=== Given records ===
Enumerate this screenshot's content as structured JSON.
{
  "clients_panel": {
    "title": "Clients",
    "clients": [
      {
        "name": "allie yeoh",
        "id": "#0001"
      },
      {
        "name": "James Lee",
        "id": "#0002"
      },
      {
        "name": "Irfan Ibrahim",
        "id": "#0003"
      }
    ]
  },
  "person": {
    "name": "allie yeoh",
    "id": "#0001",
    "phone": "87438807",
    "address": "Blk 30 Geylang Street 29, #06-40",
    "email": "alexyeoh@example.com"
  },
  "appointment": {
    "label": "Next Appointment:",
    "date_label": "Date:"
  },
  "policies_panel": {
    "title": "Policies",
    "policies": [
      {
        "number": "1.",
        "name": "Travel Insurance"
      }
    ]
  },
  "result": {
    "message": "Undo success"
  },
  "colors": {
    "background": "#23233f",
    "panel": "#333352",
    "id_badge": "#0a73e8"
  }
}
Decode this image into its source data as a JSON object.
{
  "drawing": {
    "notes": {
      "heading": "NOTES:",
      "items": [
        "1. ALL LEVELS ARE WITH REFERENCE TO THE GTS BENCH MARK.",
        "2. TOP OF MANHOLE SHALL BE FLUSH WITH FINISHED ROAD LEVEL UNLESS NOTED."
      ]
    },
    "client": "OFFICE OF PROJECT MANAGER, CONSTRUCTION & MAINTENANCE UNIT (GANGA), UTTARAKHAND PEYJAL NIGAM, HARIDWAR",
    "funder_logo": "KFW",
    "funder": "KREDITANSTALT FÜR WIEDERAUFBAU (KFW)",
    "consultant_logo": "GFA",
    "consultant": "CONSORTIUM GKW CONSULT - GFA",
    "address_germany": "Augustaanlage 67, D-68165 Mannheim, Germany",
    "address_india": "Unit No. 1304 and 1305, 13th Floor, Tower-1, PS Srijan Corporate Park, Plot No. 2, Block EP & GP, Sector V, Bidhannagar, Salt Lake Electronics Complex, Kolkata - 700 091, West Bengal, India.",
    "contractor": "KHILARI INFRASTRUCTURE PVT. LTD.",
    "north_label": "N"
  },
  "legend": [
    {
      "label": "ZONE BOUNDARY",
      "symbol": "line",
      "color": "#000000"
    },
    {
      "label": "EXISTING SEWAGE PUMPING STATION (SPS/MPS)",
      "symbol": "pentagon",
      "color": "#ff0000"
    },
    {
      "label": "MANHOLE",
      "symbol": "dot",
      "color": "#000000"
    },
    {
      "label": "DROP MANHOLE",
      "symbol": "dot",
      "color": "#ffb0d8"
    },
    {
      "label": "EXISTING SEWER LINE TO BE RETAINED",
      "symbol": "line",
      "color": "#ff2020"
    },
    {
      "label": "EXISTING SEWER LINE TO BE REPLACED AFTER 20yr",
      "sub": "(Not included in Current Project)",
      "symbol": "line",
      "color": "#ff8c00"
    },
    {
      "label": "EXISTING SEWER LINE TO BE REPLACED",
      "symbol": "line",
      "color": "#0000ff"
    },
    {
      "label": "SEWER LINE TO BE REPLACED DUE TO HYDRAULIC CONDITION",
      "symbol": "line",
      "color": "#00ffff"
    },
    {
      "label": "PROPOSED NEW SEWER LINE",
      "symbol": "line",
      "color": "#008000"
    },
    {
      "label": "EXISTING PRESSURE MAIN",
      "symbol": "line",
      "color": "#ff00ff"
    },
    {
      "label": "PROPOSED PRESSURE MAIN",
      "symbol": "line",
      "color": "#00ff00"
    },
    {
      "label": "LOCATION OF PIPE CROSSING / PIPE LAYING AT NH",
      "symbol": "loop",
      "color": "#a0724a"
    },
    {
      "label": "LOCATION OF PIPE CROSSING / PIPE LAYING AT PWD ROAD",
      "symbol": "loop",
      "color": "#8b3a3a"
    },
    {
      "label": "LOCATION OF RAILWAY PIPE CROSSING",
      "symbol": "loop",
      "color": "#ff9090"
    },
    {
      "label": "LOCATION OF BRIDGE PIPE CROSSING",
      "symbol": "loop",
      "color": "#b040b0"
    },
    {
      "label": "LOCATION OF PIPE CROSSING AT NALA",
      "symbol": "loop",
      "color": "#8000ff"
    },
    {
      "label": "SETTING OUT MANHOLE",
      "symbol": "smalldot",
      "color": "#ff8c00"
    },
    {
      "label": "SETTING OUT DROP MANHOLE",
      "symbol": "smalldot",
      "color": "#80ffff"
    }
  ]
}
===
→ **What is needed**
From the listing above, reproduce all the lines exactly.

→ **Solution**
Enumerate this screenshot's content as structured JSON.
{
  "clients_panel": {
    "title": "Clients",
    "clients": [
      {
        "name": "allie yeoh",
        "id": "#0001"
      },
      {
        "name": "James Lee",
        "id": "#0002"
      },
      {
        "name": "Irfan Ibrahim",
        "id": "#0003"
      }
    ]
  },
  "person": {
    "name": "allie yeoh",
    "id": "#0001",
    "phone": "87438807",
    "address": "Blk 30 Geylang Street 29, #06-40",
    "email": "alexyeoh@example.com"
  },
  "appointment": {
    "label": "Next Appointment:",
    "date_label": "Date:"
  },
  "policies_panel": {
    "title": "Policies",
    "policies": [
      {
        "number": "1.",
        "name": "Travel Insurance"
      }
    ]
  },
  "result": {
    "message": "Undo success"
  },
  "colors": {
    "background": "#23233f",
    "panel": "#333352",
    "id_badge": "#0a73e8"
  }
}
Decode this image into its source data as a JSON object.
{
  "drawing": {
    "notes": {
      "heading": "NOTES:",
      "items": [
        "1. ALL LEVELS ARE WITH REFERENCE TO THE GTS BENCH MARK.",
        "2. TOP OF MANHOLE SHALL BE FLUSH WITH FINISHED ROAD LEVEL UNLESS NOTED."
      ]
    },
    "client": "OFFICE OF PROJECT MANAGER, CONSTRUCTION & MAINTENANCE UNIT (GANGA), UTTARAKHAND PEYJAL NIGAM, HARIDWAR",
    "funder_logo": "KFW",
    "funder": "KREDITANSTALT FÜR WIEDERAUFBAU (KFW)",
    "consultant_logo": "GFA",
    "consultant": "CONSORTIUM GKW CONSULT - GFA",
    "address_germany": "Augustaanlage 67, D-68165 Mannheim, Germany",
    "address_india": "Unit No. 1304 and 1305, 13th Floor, Tower-1, PS Srijan Corporate Park, Plot No. 2, Block EP & GP, Sector V, Bidhannagar, Salt Lake Electronics Complex, Kolkata - 700 091, West Bengal, India.",
    "contractor": "KHILARI INFRASTRUCTURE PVT. LTD.",
    "north_label": "N"
  },
  "legend": [
    {
      "label": "ZONE BOUNDARY",
      "symbol": "line",
      "color": "#000000"
    },
    {
      "label": "EXISTING SEWAGE PUMPING STATION (SPS/MPS)",
      "symbol": "pentagon",
      "color": "#ff0000"
    },
    {
      "label": "MANHOLE",
      "symbol": "dot",
      "color": "#000000"
    },
    {
      "label": "DROP MANHOLE",
      "symbol": "dot",
      "color": "#ffb0d8"
    },
    {
      "label": "EXISTING SEWER LINE TO BE RETAINED",
      "symbol": "line",
      "color": "#ff2020"
    },
    {
      "label": "EXISTING SEWER LINE TO BE REPLACED AFTER 20yr",
      "sub": "(Not included in Current Project)",
      "symbol": "line",
      "color": "#ff8c00"
    },
    {
      "label": "EXISTING SEWER LINE TO BE REPLACED",
      "symbol": "line",
      "color": "#0000ff"
    },
    {
      "label": "SEWER LINE TO BE REPLACED DUE TO HYDRAULIC CONDITION",
      "symbol": "line",
      "color": "#00ffff"
    },
    {
      "label": "PROPOSED NEW SEWER LINE",
      "symbol": "line",
      "color": "#008000"
    },
    {
      "label": "EXISTING PRESSURE MAIN",
      "symbol": "line",
      "color": "#ff00ff"
    },
    {
      "label": "PROPOSED PRESSURE MAIN",
      "symbol": "line",
      "color": "#00ff00"
    },
    {
      "label": "LOCATION OF PIPE CROSSING / PIPE LAYING AT NH",
      "symbol": "loop",
      "color": "#a0724a"
    },
    {
      "label": "LOCATION OF PIPE CROSSING / PIPE LAYING AT PWD ROAD",
      "symbol": "loop",
      "color": "#8b3a3a"
    },
    {
      "label": "LOCATION OF RAILWAY PIPE CROSSING",
      "symbol": "loop",
      "color": "#ff9090"
    },
    {
      "label": "LOCATION OF BRIDGE PIPE CROSSING",
      "symbol": "loop",
      "color": "#b040b0"
    },
    {
      "label": "LOCATION OF PIPE CROSSING AT NALA",
      "symbol": "loop",
      "color": "#8000ff"
    },
    {
      "label": "SETTING OUT MANHOLE",
      "symbol": "smalldot",
      "color": "#ff8c00"
    },
    {
      "label": "SETTING OUT DROP MANHOLE",
      "symbol": "smalldot",
      "color": "#80ffff"
    }
  ]
}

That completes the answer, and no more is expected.